Stored data entries:
● ● ● ● ●
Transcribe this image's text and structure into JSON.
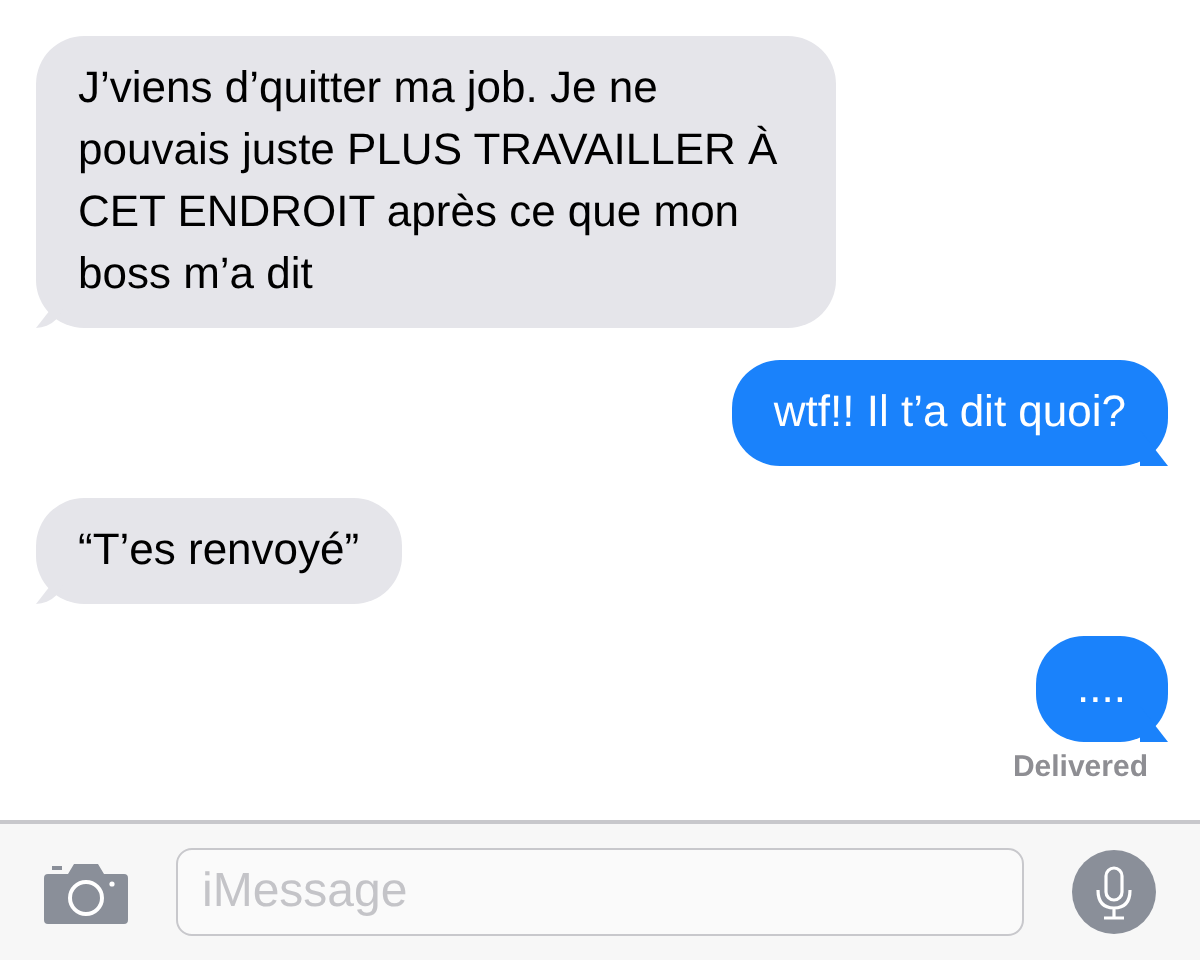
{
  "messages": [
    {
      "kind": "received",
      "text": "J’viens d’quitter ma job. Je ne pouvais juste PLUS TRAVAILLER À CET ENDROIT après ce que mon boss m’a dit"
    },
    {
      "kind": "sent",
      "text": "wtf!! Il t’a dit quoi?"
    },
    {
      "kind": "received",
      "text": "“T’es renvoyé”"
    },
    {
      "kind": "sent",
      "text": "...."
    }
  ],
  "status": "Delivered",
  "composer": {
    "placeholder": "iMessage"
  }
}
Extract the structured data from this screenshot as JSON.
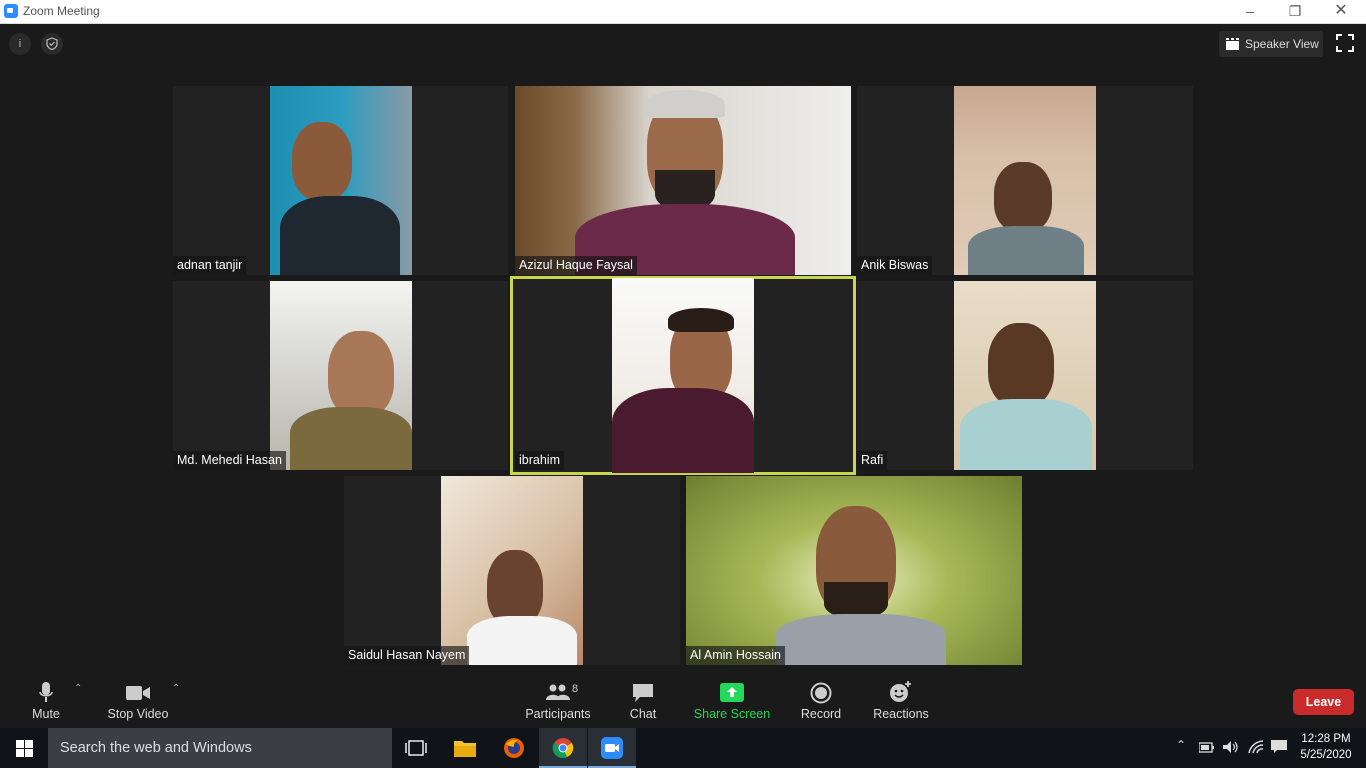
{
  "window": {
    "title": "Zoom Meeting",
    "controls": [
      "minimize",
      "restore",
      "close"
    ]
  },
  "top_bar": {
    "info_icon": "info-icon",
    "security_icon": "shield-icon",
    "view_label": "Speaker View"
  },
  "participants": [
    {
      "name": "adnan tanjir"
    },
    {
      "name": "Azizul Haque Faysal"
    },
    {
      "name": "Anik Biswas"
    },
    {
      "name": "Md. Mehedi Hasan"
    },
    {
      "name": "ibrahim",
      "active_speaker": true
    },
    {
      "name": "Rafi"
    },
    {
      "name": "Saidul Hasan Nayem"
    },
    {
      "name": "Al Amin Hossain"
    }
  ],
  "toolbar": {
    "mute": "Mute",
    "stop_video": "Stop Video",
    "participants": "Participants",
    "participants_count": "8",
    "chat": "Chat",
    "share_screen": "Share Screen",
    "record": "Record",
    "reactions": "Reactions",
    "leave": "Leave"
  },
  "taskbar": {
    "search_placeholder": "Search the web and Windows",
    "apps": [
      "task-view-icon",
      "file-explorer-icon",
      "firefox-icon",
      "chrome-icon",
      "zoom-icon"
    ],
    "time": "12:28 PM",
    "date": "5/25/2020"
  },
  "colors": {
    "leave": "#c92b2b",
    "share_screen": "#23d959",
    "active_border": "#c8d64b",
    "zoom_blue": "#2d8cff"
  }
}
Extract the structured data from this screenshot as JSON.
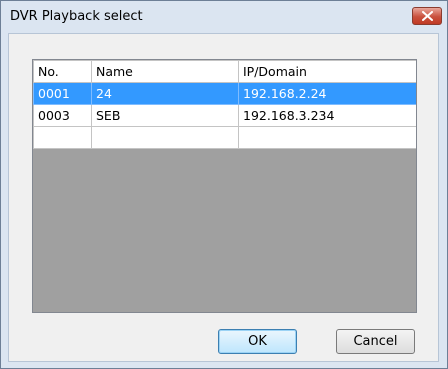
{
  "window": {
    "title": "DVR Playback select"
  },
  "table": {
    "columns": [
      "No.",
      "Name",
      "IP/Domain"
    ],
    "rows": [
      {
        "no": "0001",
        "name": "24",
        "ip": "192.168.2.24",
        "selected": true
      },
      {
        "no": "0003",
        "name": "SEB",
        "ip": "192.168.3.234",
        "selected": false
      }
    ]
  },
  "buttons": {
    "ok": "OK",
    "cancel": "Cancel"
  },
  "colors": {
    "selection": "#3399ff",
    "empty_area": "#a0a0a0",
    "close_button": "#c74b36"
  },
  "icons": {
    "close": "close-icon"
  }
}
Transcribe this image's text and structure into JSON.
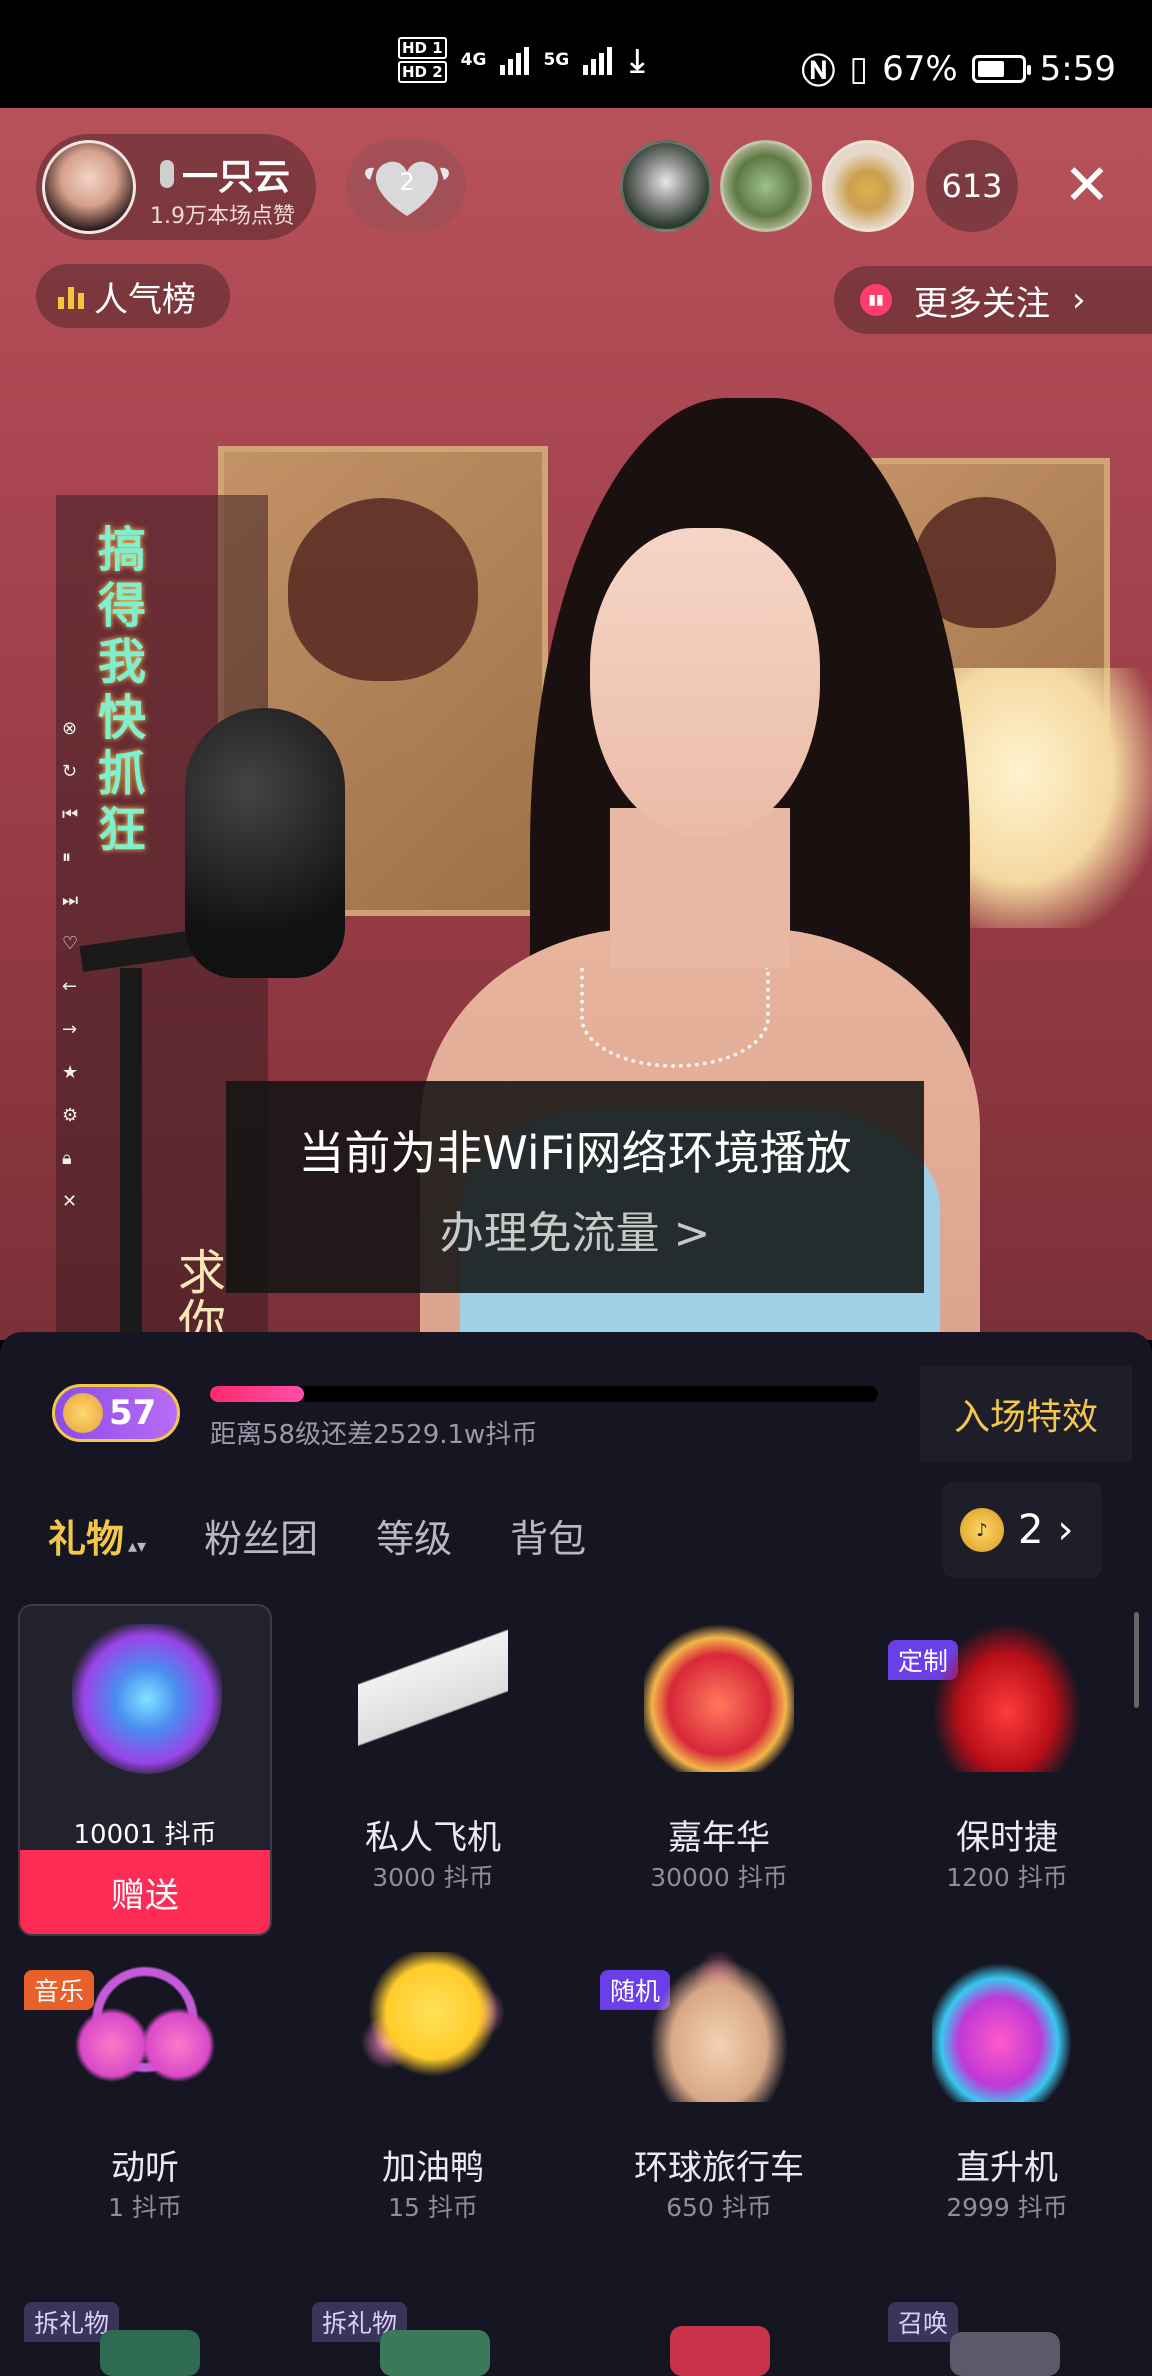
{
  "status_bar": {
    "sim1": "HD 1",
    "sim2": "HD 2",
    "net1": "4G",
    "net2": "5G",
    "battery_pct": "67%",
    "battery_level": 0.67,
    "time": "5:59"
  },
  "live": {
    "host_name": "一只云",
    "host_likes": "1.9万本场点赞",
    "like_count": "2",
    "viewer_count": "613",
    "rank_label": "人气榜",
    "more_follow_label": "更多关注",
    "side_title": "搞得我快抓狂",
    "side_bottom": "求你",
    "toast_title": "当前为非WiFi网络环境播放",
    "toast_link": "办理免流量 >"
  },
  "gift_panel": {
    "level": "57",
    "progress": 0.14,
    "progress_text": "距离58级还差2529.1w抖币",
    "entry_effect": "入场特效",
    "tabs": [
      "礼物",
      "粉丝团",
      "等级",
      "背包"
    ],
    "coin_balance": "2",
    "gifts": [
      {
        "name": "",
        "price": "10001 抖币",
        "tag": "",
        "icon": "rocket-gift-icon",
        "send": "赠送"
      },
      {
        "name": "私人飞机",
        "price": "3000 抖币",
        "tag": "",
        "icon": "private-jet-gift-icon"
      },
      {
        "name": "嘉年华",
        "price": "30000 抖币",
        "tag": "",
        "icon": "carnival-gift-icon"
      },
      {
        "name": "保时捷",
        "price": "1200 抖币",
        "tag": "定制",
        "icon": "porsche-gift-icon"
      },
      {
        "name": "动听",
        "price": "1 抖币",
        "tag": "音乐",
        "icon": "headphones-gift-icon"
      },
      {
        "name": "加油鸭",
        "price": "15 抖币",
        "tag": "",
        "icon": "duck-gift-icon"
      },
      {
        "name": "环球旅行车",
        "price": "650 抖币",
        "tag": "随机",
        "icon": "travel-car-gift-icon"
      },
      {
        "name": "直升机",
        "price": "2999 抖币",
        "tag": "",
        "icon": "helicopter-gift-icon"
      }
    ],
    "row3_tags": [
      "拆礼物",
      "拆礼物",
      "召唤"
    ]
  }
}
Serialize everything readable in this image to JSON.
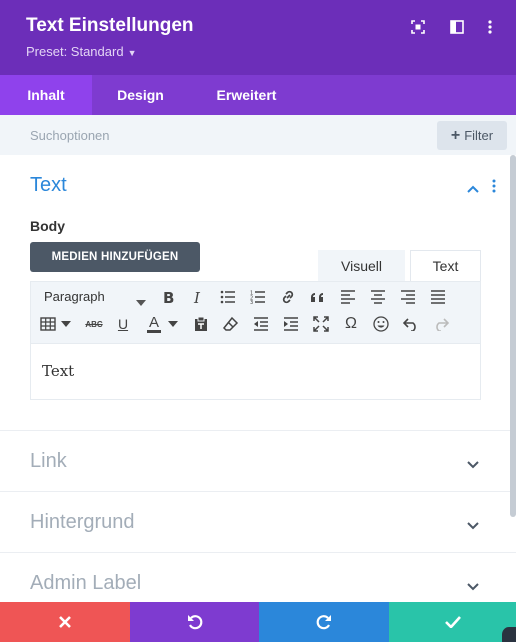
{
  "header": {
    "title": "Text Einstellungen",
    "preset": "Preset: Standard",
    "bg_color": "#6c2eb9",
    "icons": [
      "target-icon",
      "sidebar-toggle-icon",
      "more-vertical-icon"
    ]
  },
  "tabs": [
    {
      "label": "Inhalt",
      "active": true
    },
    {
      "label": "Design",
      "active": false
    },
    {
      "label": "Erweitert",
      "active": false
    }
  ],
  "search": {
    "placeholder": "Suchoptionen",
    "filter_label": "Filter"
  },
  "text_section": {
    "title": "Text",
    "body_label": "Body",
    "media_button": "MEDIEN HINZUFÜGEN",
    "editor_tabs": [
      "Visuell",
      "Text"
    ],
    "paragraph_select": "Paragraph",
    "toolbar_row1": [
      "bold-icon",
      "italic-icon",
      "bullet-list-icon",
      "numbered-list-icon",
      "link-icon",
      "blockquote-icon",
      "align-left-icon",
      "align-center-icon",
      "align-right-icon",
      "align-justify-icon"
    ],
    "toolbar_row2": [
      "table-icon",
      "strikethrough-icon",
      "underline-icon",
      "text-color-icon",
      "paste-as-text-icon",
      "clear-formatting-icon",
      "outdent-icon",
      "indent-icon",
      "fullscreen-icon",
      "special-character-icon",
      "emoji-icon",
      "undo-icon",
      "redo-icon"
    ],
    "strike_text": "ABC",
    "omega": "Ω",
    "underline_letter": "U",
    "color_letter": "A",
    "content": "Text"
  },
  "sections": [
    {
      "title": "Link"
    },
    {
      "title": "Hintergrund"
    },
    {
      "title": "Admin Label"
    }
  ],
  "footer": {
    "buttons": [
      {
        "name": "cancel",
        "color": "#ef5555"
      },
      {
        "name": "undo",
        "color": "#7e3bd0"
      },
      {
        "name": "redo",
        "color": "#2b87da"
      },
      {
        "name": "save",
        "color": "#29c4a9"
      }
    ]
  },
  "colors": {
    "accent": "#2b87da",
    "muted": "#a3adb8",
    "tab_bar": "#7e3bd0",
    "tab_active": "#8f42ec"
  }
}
● ● ● ● ●
_Job_
Set down all the data again exactly as above, pictures excluded.

_Exercise solution_
Transcribe this image's text and structure into JSON.
{
  "messages": [
    {
      "kind": "received",
      "text": "J’viens d’quitter ma job. Je ne pouvais juste PLUS TRAVAILLER À CET ENDROIT après ce que mon boss m’a dit"
    },
    {
      "kind": "sent",
      "text": "wtf!! Il t’a dit quoi?"
    },
    {
      "kind": "received",
      "text": "“T’es renvoyé”"
    },
    {
      "kind": "sent",
      "text": "...."
    }
  ],
  "status": "Delivered",
  "composer": {
    "placeholder": "iMessage"
  }
}
Extract the structured data from this screenshot as JSON.
{
  "window": {
    "title": "Zoom Meeting",
    "controls": [
      "minimize",
      "restore",
      "close"
    ]
  },
  "top_bar": {
    "info_icon": "info-icon",
    "security_icon": "shield-icon",
    "view_label": "Speaker View"
  },
  "participants": [
    {
      "name": "adnan tanjir"
    },
    {
      "name": "Azizul Haque Faysal"
    },
    {
      "name": "Anik Biswas"
    },
    {
      "name": "Md. Mehedi Hasan"
    },
    {
      "name": "ibrahim",
      "active_speaker": true
    },
    {
      "name": "Rafi"
    },
    {
      "name": "Saidul Hasan Nayem"
    },
    {
      "name": "Al Amin Hossain"
    }
  ],
  "toolbar": {
    "mute": "Mute",
    "stop_video": "Stop Video",
    "participants": "Participants",
    "participants_count": "8",
    "chat": "Chat",
    "share_screen": "Share Screen",
    "record": "Record",
    "reactions": "Reactions",
    "leave": "Leave"
  },
  "taskbar": {
    "search_placeholder": "Search the web and Windows",
    "apps": [
      "task-view-icon",
      "file-explorer-icon",
      "firefox-icon",
      "chrome-icon",
      "zoom-icon"
    ],
    "time": "12:28 PM",
    "date": "5/25/2020"
  },
  "colors": {
    "leave": "#c92b2b",
    "share_screen": "#23d959",
    "active_border": "#c8d64b",
    "zoom_blue": "#2d8cff"
  }
}
Extract the structured data from this screenshot as JSON.
{
  "window": {
    "title": "DVR Playback select"
  },
  "table": {
    "columns": [
      "No.",
      "Name",
      "IP/Domain"
    ],
    "rows": [
      {
        "no": "0001",
        "name": "24",
        "ip": "192.168.2.24",
        "selected": true
      },
      {
        "no": "0003",
        "name": "SEB",
        "ip": "192.168.3.234",
        "selected": false
      }
    ]
  },
  "buttons": {
    "ok": "OK",
    "cancel": "Cancel"
  },
  "colors": {
    "selection": "#3399ff",
    "empty_area": "#a0a0a0",
    "close_button": "#c74b36"
  },
  "icons": {
    "close": "close-icon"
  }
}
Transcribe this image's text and structure into JSON.
{
  "status_bar": {
    "sim1": "HD 1",
    "sim2": "HD 2",
    "net1": "4G",
    "net2": "5G",
    "battery_pct": "67%",
    "battery_level": 0.67,
    "time": "5:59"
  },
  "live": {
    "host_name": "一只云",
    "host_likes": "1.9万本场点赞",
    "like_count": "2",
    "viewer_count": "613",
    "rank_label": "人气榜",
    "more_follow_label": "更多关注",
    "side_title": "搞得我快抓狂",
    "side_bottom": "求你",
    "toast_title": "当前为非WiFi网络环境播放",
    "toast_link": "办理免流量 >"
  },
  "gift_panel": {
    "level": "57",
    "progress": 0.14,
    "progress_text": "距离58级还差2529.1w抖币",
    "entry_effect": "入场特效",
    "tabs": [
      "礼物",
      "粉丝团",
      "等级",
      "背包"
    ],
    "coin_balance": "2",
    "gifts": [
      {
        "name": "",
        "price": "10001 抖币",
        "tag": "",
        "icon": "rocket-gift-icon",
        "send": "赠送"
      },
      {
        "name": "私人飞机",
        "price": "3000 抖币",
        "tag": "",
        "icon": "private-jet-gift-icon"
      },
      {
        "name": "嘉年华",
        "price": "30000 抖币",
        "tag": "",
        "icon": "carnival-gift-icon"
      },
      {
        "name": "保时捷",
        "price": "1200 抖币",
        "tag": "定制",
        "icon": "porsche-gift-icon"
      },
      {
        "name": "动听",
        "price": "1 抖币",
        "tag": "音乐",
        "icon": "headphones-gift-icon"
      },
      {
        "name": "加油鸭",
        "price": "15 抖币",
        "tag": "",
        "icon": "duck-gift-icon"
      },
      {
        "name": "环球旅行车",
        "price": "650 抖币",
        "tag": "随机",
        "icon": "travel-car-gift-icon"
      },
      {
        "name": "直升机",
        "price": "2999 抖币",
        "tag": "",
        "icon": "helicopter-gift-icon"
      }
    ],
    "row3_tags": [
      "拆礼物",
      "拆礼物",
      "召唤"
    ]
  }
}
Serialize everything readable in this image to JSON.
{
  "header": {
    "title": "Text Einstellungen",
    "preset": "Preset: Standard",
    "bg_color": "#6c2eb9",
    "icons": [
      "target-icon",
      "sidebar-toggle-icon",
      "more-vertical-icon"
    ]
  },
  "tabs": [
    {
      "label": "Inhalt",
      "active": true
    },
    {
      "label": "Design",
      "active": false
    },
    {
      "label": "Erweitert",
      "active": false
    }
  ],
  "search": {
    "placeholder": "Suchoptionen",
    "filter_label": "Filter"
  },
  "text_section": {
    "title": "Text",
    "body_label": "Body",
    "media_button": "MEDIEN HINZUFÜGEN",
    "editor_tabs": [
      "Visuell",
      "Text"
    ],
    "paragraph_select": "Paragraph",
    "toolbar_row1": [
      "bold-icon",
      "italic-icon",
      "bullet-list-icon",
      "numbered-list-icon",
      "link-icon",
      "blockquote-icon",
      "align-left-icon",
      "align-center-icon",
      "align-right-icon",
      "align-justify-icon"
    ],
    "toolbar_row2": [
      "table-icon",
      "strikethrough-icon",
      "underline-icon",
      "text-color-icon",
      "paste-as-text-icon",
      "clear-formatting-icon",
      "outdent-icon",
      "indent-icon",
      "fullscreen-icon",
      "special-character-icon",
      "emoji-icon",
      "undo-icon",
      "redo-icon"
    ],
    "strike_text": "ABC",
    "omega": "Ω",
    "underline_letter": "U",
    "color_letter": "A",
    "content": "Text"
  },
  "sections": [
    {
      "title": "Link"
    },
    {
      "title": "Hintergrund"
    },
    {
      "title": "Admin Label"
    }
  ],
  "footer": {
    "buttons": [
      {
        "name": "cancel",
        "color": "#ef5555"
      },
      {
        "name": "undo",
        "color": "#7e3bd0"
      },
      {
        "name": "redo",
        "color": "#2b87da"
      },
      {
        "name": "save",
        "color": "#29c4a9"
      }
    ]
  },
  "colors": {
    "accent": "#2b87da",
    "muted": "#a3adb8",
    "tab_bar": "#7e3bd0",
    "tab_active": "#8f42ec"
  }
}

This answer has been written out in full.